# Directive:
Present every line in which the string "this" appears.

# Listing:

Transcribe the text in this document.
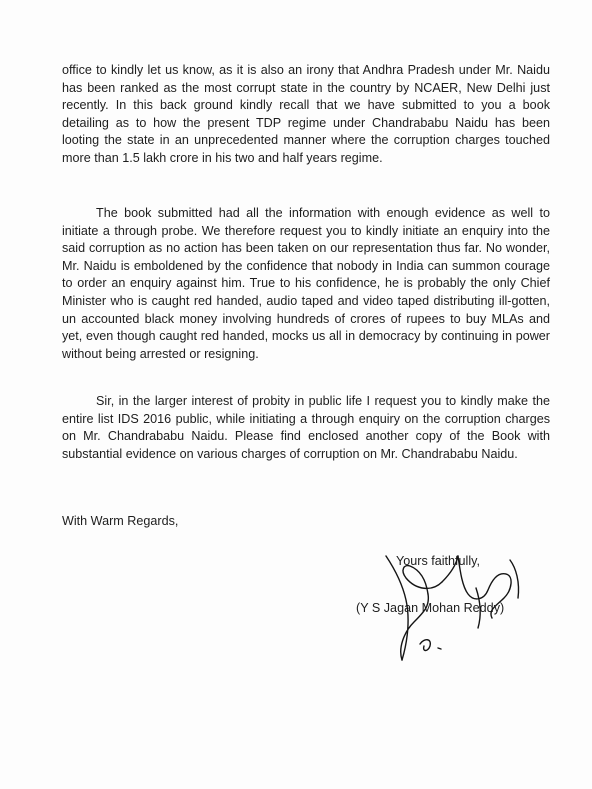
office to kindly let us know, as it is also an irony that Andhra Pradesh under Mr. Naidu has been ranked as the most corrupt state in the country by NCAER, New Delhi just recently. In this back ground kindly recall that we have submitted to you a book detailing as to how the present TDP regime under Chandrababu Naidu has been looting the state in an unprecedented manner where the corruption charges touched more than 1.5 lakh crore in his two and half years regime.

The book submitted had all the information with enough evidence as well to initiate a through probe. We therefore request you to kindly initiate an enquiry into the said corruption as no action has been taken on our representation thus far. No wonder, Mr. Naidu is emboldened by the confidence that nobody in India can summon courage to order an enquiry against him. True to his confidence, he is probably the only Chief Minister who is caught red handed, audio taped and video taped distributing ill-gotten, un accounted black money involving hundreds of crores of rupees to buy MLAs and yet, even though caught red handed, mocks us all in democracy by continuing in power without being arrested or resigning.

Sir, in the larger interest of probity in public life I request you to kindly make the entire list IDS 2016 public, while initiating a through enquiry on the corruption charges on Mr. Chandrababu Naidu. Please find enclosed another copy of the Book with substantial evidence on various charges of corruption on Mr. Chandrababu Naidu.

With Warm Regards,

Yours faithfully,
(Y S Jagan Mohan Reddy)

# Response below:
Transcribe the text in this document.
office to kindly let us know, as it is also an irony that Andhra Pradesh under Mr. Naidu has been ranked as the most corrupt state in the country by NCAER, New Delhi just recently. In this back ground kindly recall that we have submitted to you a book detailing as to how the present TDP regime under Chandrababu Naidu has been looting the state in an unprecedented manner where the corruption charges touched more than 1.5 lakh crore in his two and half years regime.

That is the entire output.